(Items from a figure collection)
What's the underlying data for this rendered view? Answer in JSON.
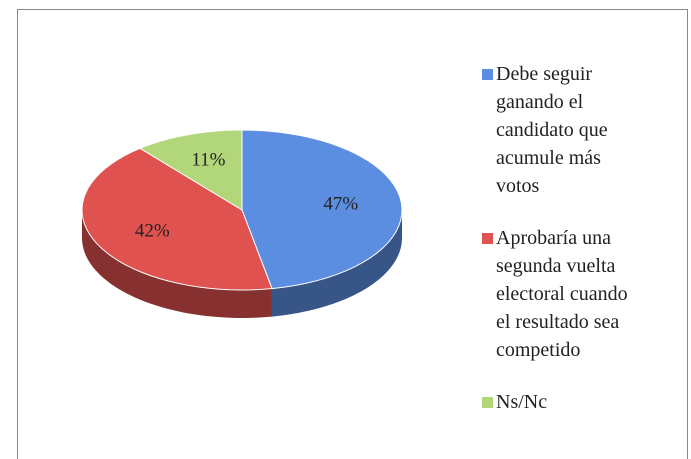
{
  "chart_data": {
    "type": "pie",
    "labels": [
      "Debe seguir ganando el candidato que acumule más votos",
      "Aprobaría una segunda vuelta electoral cuando el resultado sea competido",
      "Ns/Nc"
    ],
    "values": [
      47,
      42,
      11
    ],
    "value_labels": [
      "47%",
      "42%",
      "11%"
    ],
    "colors": [
      "#5b8ee0",
      "#e0524f",
      "#b2d67a"
    ],
    "legend": "right"
  }
}
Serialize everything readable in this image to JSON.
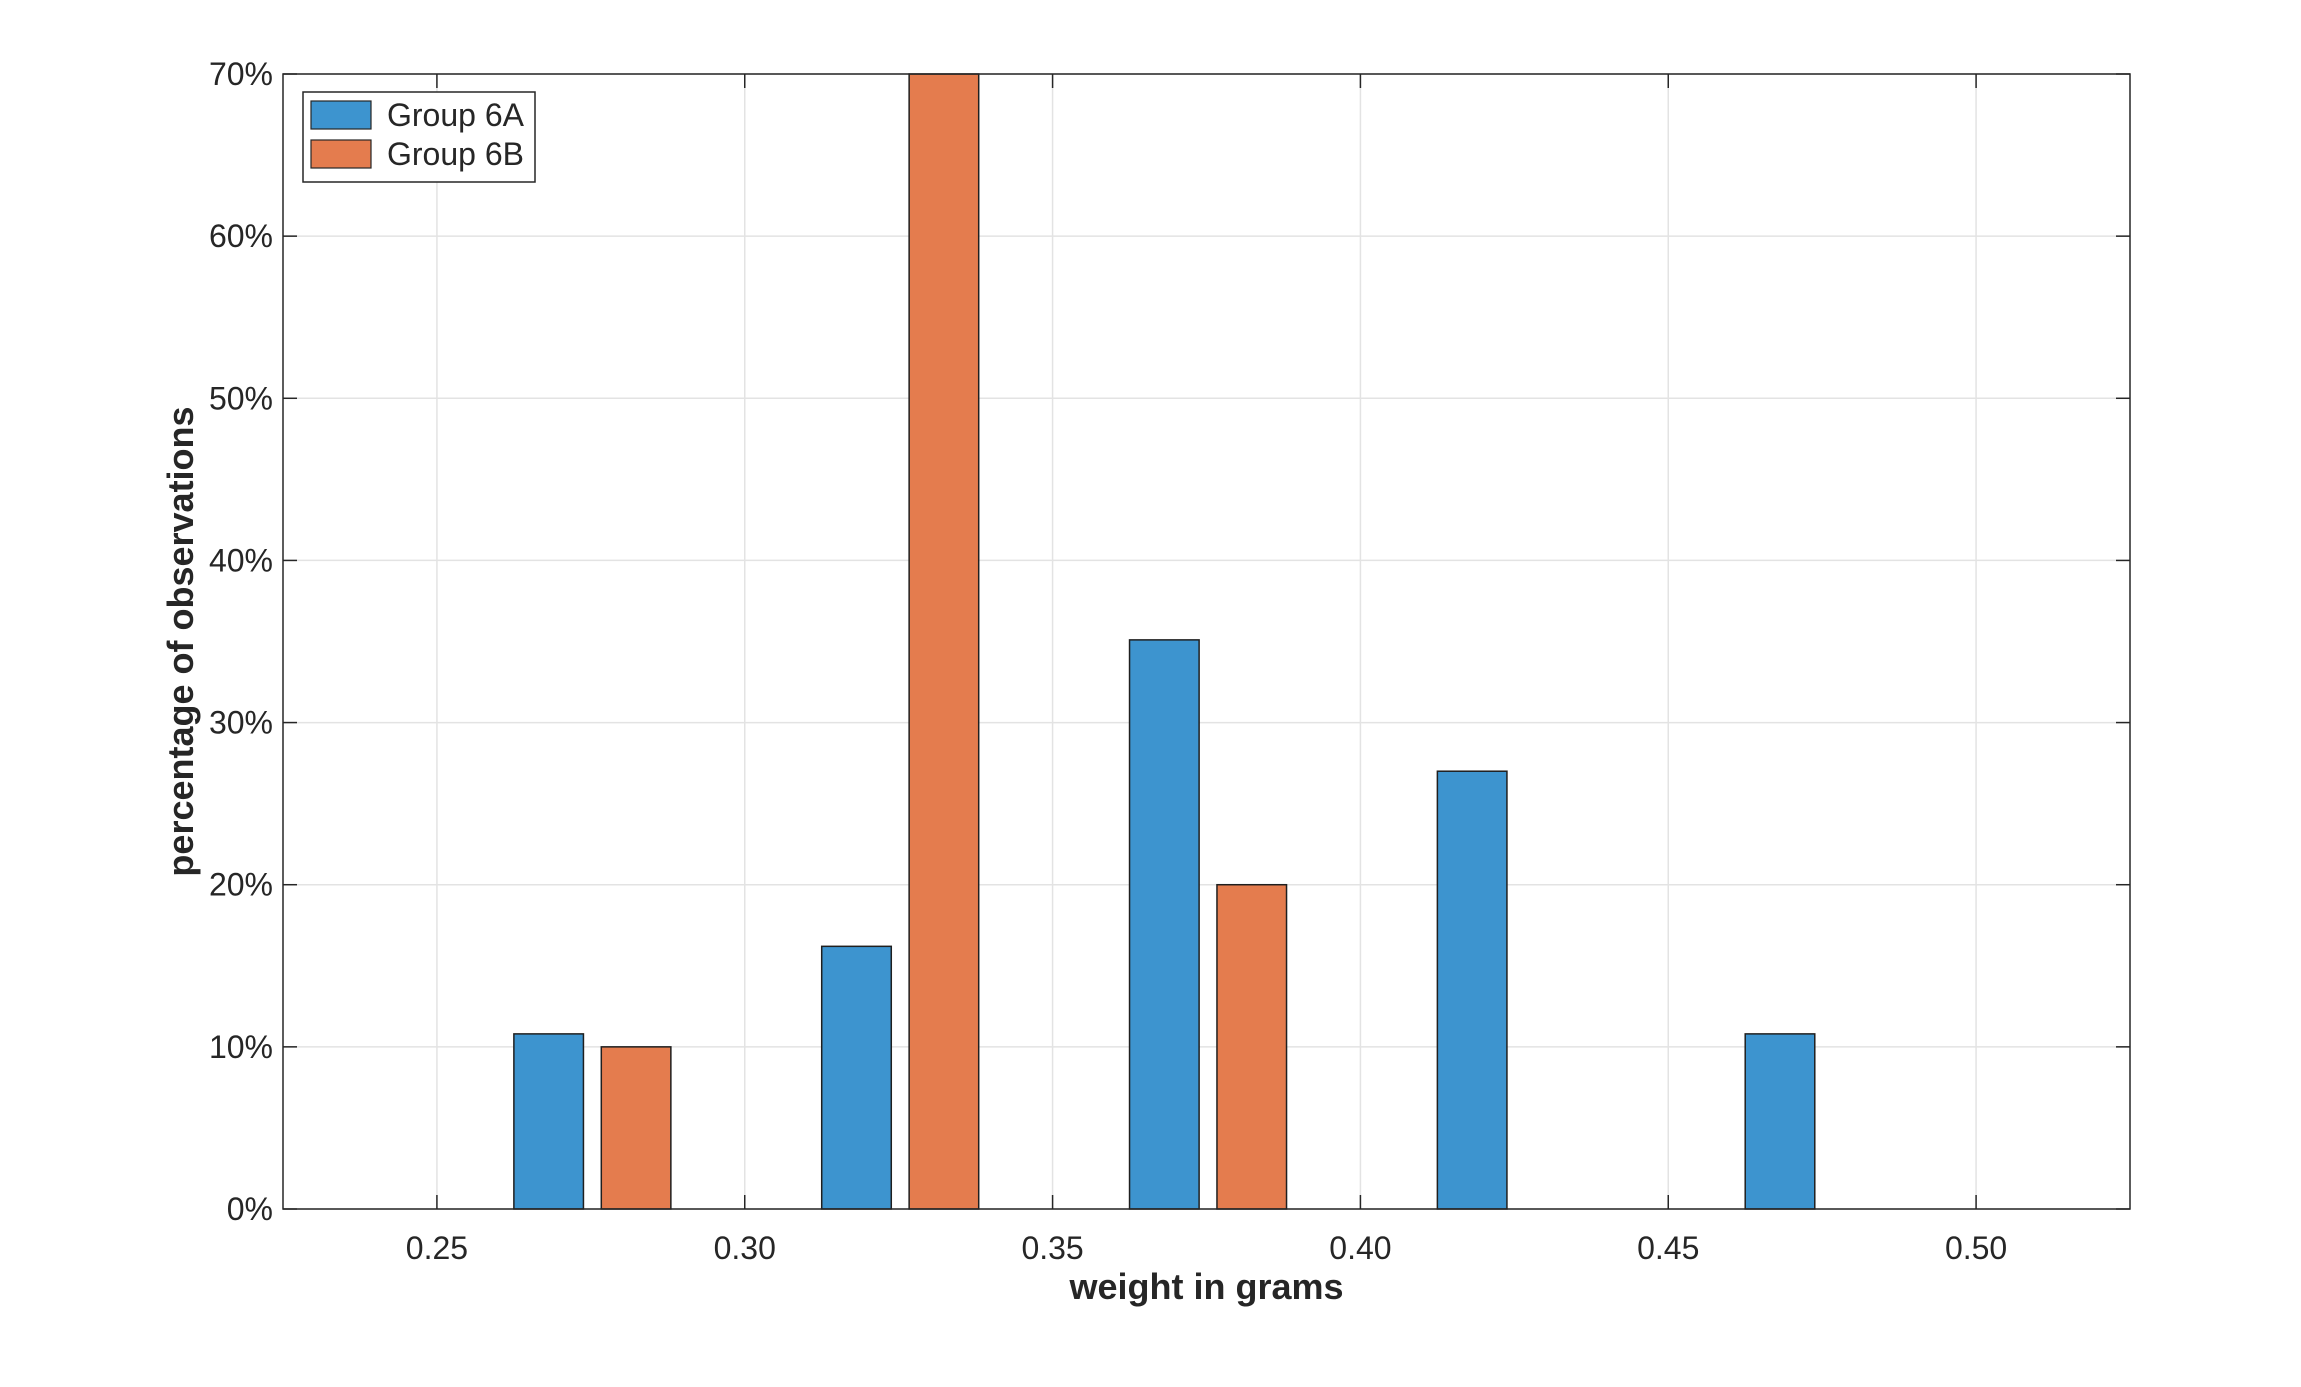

*The request*
Restate the data above word for word. Do not include the images.

*Output of the task*
What's the underlying data for this rendered view? Answer in JSON.
{
  "chart_data": {
    "type": "pie",
    "labels": [
      "Debe seguir ganando el candidato que acumule más votos",
      "Aprobaría una segunda vuelta electoral cuando el resultado sea competido",
      "Ns/Nc"
    ],
    "values": [
      47,
      42,
      11
    ],
    "value_labels": [
      "47%",
      "42%",
      "11%"
    ],
    "colors": [
      "#5b8ee0",
      "#e0524f",
      "#b2d67a"
    ],
    "legend": "right"
  }
}
Serialize everything readable in this image to JSON.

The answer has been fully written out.